## WHAT THE EXERCISE ASKS
Rewrite the passage on the proposed export scheme from "According to sources, the" up to and including "away with earlier.", substituting "administrative obstacles" for "bureaucratic hurdles".

## TEXT EXTRACT

According to sources, the stakeholders have pointed out to the Board in writing that the requirement of prior authorizations and approvals from Customs authorities before making any imports would add to the bureaucratic hurdles. Also, they have pointed out that no procedure has been laid down for zero-rated procurement of locally produced inputs. Besides, advance approvals of input-output ratios have once again been incorporated in the proposed scheme, which was done away with earlier.

They have further stressed the point that the purpose of merging multiple schemes was to simplify the procedures, to facilitate both direct and indirect exporters, and to cover the whole value-added chain with the intent to upsurge exports. However, the Board has failed to achieve these objectives, as the DTRE-centric scheme does not suit large stakeholders as well as those having composite units with multiple processes. The scheme does not fulfil the long outstanding demand of covering the whole chain and smooth transfer of goods from one unit to another. Stakeholders have also stressed that there is a need to make the procedure user-friendly and more practicable to relieve them from red-tapism, official intricacies, and legal margins.

## INFORMATION PROVIDED

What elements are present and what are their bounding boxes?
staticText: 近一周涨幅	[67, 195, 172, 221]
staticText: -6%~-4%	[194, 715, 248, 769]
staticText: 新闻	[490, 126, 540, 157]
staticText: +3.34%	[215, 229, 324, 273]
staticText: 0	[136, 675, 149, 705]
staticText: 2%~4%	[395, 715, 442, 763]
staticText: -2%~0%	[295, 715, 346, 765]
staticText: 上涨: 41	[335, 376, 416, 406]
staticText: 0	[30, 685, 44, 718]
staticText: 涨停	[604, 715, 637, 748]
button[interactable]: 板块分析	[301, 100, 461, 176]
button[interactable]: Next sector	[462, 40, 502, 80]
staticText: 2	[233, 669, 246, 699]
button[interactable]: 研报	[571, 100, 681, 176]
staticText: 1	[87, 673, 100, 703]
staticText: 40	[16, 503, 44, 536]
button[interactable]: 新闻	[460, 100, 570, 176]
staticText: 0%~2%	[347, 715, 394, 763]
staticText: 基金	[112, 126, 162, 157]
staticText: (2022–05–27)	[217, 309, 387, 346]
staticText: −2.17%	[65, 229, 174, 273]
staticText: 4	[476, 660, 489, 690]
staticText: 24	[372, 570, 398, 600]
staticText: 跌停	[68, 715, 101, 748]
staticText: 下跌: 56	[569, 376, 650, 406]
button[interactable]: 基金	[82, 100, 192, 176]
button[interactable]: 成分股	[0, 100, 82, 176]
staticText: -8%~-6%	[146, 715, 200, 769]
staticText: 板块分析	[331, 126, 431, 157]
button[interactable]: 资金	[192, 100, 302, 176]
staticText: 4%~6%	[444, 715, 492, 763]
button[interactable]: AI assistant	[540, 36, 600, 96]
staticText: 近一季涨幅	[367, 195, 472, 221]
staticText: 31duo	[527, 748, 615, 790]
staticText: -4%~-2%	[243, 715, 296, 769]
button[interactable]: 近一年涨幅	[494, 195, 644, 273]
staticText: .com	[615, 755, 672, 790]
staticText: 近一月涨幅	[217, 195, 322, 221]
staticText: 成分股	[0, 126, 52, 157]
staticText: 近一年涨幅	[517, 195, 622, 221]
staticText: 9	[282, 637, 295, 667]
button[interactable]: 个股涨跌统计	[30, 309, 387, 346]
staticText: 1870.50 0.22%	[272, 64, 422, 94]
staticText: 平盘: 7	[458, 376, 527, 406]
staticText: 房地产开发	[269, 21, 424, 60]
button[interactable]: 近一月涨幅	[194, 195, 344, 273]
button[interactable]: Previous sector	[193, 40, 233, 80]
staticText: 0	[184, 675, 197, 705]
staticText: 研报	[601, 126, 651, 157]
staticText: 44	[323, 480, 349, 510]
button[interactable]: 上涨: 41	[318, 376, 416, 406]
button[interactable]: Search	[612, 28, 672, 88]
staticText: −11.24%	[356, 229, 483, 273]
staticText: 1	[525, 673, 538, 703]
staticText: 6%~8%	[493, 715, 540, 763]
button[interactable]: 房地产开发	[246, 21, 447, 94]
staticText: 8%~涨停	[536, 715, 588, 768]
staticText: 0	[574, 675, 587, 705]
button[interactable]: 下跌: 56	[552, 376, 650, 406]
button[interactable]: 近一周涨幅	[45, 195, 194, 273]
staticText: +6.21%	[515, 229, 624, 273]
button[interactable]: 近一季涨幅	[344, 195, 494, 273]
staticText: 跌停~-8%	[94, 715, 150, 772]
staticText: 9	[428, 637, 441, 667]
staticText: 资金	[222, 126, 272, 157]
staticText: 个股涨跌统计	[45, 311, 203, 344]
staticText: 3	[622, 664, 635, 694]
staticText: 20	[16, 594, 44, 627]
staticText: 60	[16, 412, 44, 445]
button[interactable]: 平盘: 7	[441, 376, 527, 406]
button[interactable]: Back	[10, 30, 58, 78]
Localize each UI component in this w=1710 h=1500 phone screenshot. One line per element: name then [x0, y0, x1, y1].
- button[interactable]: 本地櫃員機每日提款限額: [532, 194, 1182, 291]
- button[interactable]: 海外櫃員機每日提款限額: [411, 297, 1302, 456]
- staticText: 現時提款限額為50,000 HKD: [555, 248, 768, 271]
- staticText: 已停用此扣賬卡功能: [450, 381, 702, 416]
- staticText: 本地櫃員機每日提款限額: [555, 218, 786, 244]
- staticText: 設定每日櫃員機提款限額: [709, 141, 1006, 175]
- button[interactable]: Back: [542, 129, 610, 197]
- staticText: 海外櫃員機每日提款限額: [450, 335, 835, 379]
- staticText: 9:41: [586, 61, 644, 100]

## IN RESPONSE
According to sources, the stakeholders have pointed out to the Board in writing that the requirement of prior authorizations and approvals from Customs authorities before making any imports would add to the administrative obstacles. Also, they have pointed out that no procedure has been laid down for zero-rated procurement of locally produced inputs. Besides, advance approvals of input-output ratios have once again been incorporated in the proposed scheme, which was done away with earlier.